- [To be done]: Reproduce the entries exactly.

Data records:
++++++++++++++++++++
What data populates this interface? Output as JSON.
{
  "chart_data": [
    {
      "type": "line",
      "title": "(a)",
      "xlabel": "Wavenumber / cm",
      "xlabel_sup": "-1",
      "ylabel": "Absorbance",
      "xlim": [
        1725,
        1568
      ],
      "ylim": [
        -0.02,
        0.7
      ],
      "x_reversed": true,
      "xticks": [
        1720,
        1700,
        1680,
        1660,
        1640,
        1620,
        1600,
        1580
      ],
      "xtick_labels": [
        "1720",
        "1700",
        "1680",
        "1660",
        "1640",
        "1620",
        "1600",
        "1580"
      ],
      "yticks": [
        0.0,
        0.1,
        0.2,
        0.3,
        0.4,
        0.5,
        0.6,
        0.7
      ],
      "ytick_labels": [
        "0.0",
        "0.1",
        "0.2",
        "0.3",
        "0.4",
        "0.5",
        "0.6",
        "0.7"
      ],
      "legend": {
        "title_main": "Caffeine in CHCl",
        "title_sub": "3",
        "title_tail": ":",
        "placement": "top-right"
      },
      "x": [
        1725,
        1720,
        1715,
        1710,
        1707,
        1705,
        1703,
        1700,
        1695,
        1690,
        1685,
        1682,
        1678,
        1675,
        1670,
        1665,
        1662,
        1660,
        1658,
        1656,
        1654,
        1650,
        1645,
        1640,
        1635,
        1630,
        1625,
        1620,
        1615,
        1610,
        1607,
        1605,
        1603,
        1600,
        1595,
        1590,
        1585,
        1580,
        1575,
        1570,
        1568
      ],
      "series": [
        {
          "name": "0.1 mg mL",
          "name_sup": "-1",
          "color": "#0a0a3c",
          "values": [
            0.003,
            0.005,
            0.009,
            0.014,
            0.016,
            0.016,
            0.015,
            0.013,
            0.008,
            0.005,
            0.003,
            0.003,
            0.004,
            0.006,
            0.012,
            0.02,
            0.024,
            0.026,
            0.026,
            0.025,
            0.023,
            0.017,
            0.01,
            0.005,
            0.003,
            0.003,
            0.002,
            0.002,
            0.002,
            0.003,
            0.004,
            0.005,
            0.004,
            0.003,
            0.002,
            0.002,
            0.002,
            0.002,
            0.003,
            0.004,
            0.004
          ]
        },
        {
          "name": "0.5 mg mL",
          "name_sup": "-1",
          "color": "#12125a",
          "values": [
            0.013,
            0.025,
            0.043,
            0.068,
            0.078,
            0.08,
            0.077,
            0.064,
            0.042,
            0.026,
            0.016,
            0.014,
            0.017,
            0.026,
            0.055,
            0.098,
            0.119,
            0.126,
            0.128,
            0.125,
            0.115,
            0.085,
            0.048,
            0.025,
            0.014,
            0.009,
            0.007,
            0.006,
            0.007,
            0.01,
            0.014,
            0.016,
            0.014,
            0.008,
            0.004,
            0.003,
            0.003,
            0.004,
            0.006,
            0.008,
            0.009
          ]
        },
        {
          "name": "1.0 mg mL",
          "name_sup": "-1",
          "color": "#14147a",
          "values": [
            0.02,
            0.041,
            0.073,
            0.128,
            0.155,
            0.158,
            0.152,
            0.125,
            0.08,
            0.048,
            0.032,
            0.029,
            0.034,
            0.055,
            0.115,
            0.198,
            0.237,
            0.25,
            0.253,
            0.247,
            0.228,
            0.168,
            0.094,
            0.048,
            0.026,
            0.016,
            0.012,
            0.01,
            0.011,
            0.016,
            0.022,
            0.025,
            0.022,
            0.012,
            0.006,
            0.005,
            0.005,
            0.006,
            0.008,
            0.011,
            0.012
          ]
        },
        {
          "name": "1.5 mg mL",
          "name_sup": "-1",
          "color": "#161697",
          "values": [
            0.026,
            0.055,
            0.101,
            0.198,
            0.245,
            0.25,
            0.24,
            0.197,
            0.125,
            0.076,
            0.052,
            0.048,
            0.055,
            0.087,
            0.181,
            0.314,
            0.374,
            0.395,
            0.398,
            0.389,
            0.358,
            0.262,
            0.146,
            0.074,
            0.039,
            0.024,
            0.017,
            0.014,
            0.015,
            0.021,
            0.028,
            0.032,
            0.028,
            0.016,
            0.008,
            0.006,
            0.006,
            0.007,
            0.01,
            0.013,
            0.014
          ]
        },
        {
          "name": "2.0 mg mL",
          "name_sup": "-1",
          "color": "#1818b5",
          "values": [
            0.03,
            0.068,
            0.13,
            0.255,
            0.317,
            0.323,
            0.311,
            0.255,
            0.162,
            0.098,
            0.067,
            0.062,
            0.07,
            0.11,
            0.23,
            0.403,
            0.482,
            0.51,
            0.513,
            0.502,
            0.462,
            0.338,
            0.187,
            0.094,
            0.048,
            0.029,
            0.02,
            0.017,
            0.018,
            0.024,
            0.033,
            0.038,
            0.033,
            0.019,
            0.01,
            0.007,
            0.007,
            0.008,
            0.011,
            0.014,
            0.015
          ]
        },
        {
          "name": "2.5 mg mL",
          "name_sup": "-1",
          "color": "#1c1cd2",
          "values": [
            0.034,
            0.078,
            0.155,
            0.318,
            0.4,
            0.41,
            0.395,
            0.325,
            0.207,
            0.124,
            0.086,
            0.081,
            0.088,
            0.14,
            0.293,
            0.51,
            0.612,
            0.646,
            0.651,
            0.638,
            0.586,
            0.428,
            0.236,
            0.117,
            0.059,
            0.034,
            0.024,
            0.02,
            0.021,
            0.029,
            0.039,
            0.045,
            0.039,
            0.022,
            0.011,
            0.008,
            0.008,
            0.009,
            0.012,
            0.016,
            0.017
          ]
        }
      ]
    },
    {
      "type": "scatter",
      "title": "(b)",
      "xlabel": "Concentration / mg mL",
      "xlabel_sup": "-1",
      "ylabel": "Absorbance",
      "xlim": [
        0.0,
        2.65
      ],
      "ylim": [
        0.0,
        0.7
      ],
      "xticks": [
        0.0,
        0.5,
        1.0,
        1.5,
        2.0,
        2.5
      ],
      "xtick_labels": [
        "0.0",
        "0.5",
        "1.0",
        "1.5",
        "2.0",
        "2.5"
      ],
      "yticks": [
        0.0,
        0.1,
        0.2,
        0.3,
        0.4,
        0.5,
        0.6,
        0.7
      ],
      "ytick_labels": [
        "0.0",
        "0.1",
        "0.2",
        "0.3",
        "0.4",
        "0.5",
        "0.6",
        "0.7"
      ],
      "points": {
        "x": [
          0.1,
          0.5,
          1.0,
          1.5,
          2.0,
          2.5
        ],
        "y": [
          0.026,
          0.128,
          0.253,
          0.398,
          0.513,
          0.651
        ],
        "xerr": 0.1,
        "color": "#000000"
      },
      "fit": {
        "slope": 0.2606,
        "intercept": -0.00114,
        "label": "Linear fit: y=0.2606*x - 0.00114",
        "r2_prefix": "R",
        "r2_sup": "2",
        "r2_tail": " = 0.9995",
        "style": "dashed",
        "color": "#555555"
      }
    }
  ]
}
++++++++++++++++++++
- [Solved exercise]:
What data populates this interface? Output as JSON.
{
  "chart_data": [
    {
      "type": "line",
      "title": "(a)",
      "xlabel": "Wavenumber / cm",
      "xlabel_sup": "-1",
      "ylabel": "Absorbance",
      "xlim": [
        1725,
        1568
      ],
      "ylim": [
        -0.02,
        0.7
      ],
      "x_reversed": true,
      "xticks": [
        1720,
        1700,
        1680,
        1660,
        1640,
        1620,
        1600,
        1580
      ],
      "xtick_labels": [
        "1720",
        "1700",
        "1680",
        "1660",
        "1640",
        "1620",
        "1600",
        "1580"
      ],
      "yticks": [
        0.0,
        0.1,
        0.2,
        0.3,
        0.4,
        0.5,
        0.6,
        0.7
      ],
      "ytick_labels": [
        "0.0",
        "0.1",
        "0.2",
        "0.3",
        "0.4",
        "0.5",
        "0.6",
        "0.7"
      ],
      "legend": {
        "title_main": "Caffeine in CHCl",
        "title_sub": "3",
        "title_tail": ":",
        "placement": "top-right"
      },
      "x": [
        1725,
        1720,
        1715,
        1710,
        1707,
        1705,
        1703,
        1700,
        1695,
        1690,
        1685,
        1682,
        1678,
        1675,
        1670,
        1665,
        1662,
        1660,
        1658,
        1656,
        1654,
        1650,
        1645,
        1640,
        1635,
        1630,
        1625,
        1620,
        1615,
        1610,
        1607,
        1605,
        1603,
        1600,
        1595,
        1590,
        1585,
        1580,
        1575,
        1570,
        1568
      ],
      "series": [
        {
          "name": "0.1 mg mL",
          "name_sup": "-1",
          "color": "#0a0a3c",
          "values": [
            0.003,
            0.005,
            0.009,
            0.014,
            0.016,
            0.016,
            0.015,
            0.013,
            0.008,
            0.005,
            0.003,
            0.003,
            0.004,
            0.006,
            0.012,
            0.02,
            0.024,
            0.026,
            0.026,
            0.025,
            0.023,
            0.017,
            0.01,
            0.005,
            0.003,
            0.003,
            0.002,
            0.002,
            0.002,
            0.003,
            0.004,
            0.005,
            0.004,
            0.003,
            0.002,
            0.002,
            0.002,
            0.002,
            0.003,
            0.004,
            0.004
          ]
        },
        {
          "name": "0.5 mg mL",
          "name_sup": "-1",
          "color": "#12125a",
          "values": [
            0.013,
            0.025,
            0.043,
            0.068,
            0.078,
            0.08,
            0.077,
            0.064,
            0.042,
            0.026,
            0.016,
            0.014,
            0.017,
            0.026,
            0.055,
            0.098,
            0.119,
            0.126,
            0.128,
            0.125,
            0.115,
            0.085,
            0.048,
            0.025,
            0.014,
            0.009,
            0.007,
            0.006,
            0.007,
            0.01,
            0.014,
            0.016,
            0.014,
            0.008,
            0.004,
            0.003,
            0.003,
            0.004,
            0.006,
            0.008,
            0.009
          ]
        },
        {
          "name": "1.0 mg mL",
          "name_sup": "-1",
          "color": "#14147a",
          "values": [
            0.02,
            0.041,
            0.073,
            0.128,
            0.155,
            0.158,
            0.152,
            0.125,
            0.08,
            0.048,
            0.032,
            0.029,
            0.034,
            0.055,
            0.115,
            0.198,
            0.237,
            0.25,
            0.253,
            0.247,
            0.228,
            0.168,
            0.094,
            0.048,
            0.026,
            0.016,
            0.012,
            0.01,
            0.011,
            0.016,
            0.022,
            0.025,
            0.022,
            0.012,
            0.006,
            0.005,
            0.005,
            0.006,
            0.008,
            0.011,
            0.012
          ]
        },
        {
          "name": "1.5 mg mL",
          "name_sup": "-1",
          "color": "#161697",
          "values": [
            0.026,
            0.055,
            0.101,
            0.198,
            0.245,
            0.25,
            0.24,
            0.197,
            0.125,
            0.076,
            0.052,
            0.048,
            0.055,
            0.087,
            0.181,
            0.314,
            0.374,
            0.395,
            0.398,
            0.389,
            0.358,
            0.262,
            0.146,
            0.074,
            0.039,
            0.024,
            0.017,
            0.014,
            0.015,
            0.021,
            0.028,
            0.032,
            0.028,
            0.016,
            0.008,
            0.006,
            0.006,
            0.007,
            0.01,
            0.013,
            0.014
          ]
        },
        {
          "name": "2.0 mg mL",
          "name_sup": "-1",
          "color": "#1818b5",
          "values": [
            0.03,
            0.068,
            0.13,
            0.255,
            0.317,
            0.323,
            0.311,
            0.255,
            0.162,
            0.098,
            0.067,
            0.062,
            0.07,
            0.11,
            0.23,
            0.403,
            0.482,
            0.51,
            0.513,
            0.502,
            0.462,
            0.338,
            0.187,
            0.094,
            0.048,
            0.029,
            0.02,
            0.017,
            0.018,
            0.024,
            0.033,
            0.038,
            0.033,
            0.019,
            0.01,
            0.007,
            0.007,
            0.008,
            0.011,
            0.014,
            0.015
          ]
        },
        {
          "name": "2.5 mg mL",
          "name_sup": "-1",
          "color": "#1c1cd2",
          "values": [
            0.034,
            0.078,
            0.155,
            0.318,
            0.4,
            0.41,
            0.395,
            0.325,
            0.207,
            0.124,
            0.086,
            0.081,
            0.088,
            0.14,
            0.293,
            0.51,
            0.612,
            0.646,
            0.651,
            0.638,
            0.586,
            0.428,
            0.236,
            0.117,
            0.059,
            0.034,
            0.024,
            0.02,
            0.021,
            0.029,
            0.039,
            0.045,
            0.039,
            0.022,
            0.011,
            0.008,
            0.008,
            0.009,
            0.012,
            0.016,
            0.017
          ]
        }
      ]
    },
    {
      "type": "scatter",
      "title": "(b)",
      "xlabel": "Concentration / mg mL",
      "xlabel_sup": "-1",
      "ylabel": "Absorbance",
      "xlim": [
        0.0,
        2.65
      ],
      "ylim": [
        0.0,
        0.7
      ],
      "xticks": [
        0.0,
        0.5,
        1.0,
        1.5,
        2.0,
        2.5
      ],
      "xtick_labels": [
        "0.0",
        "0.5",
        "1.0",
        "1.5",
        "2.0",
        "2.5"
      ],
      "yticks": [
        0.0,
        0.1,
        0.2,
        0.3,
        0.4,
        0.5,
        0.6,
        0.7
      ],
      "ytick_labels": [
        "0.0",
        "0.1",
        "0.2",
        "0.3",
        "0.4",
        "0.5",
        "0.6",
        "0.7"
      ],
      "points": {
        "x": [
          0.1,
          0.5,
          1.0,
          1.5,
          2.0,
          2.5
        ],
        "y": [
          0.026,
          0.128,
          0.253,
          0.398,
          0.513,
          0.651
        ],
        "xerr": 0.1,
        "color": "#000000"
      },
      "fit": {
        "slope": 0.2606,
        "intercept": -0.00114,
        "label": "Linear fit: y=0.2606*x - 0.00114",
        "r2_prefix": "R",
        "r2_sup": "2",
        "r2_tail": " = 0.9995",
        "style": "dashed",
        "color": "#555555"
      }
    }
  ]
}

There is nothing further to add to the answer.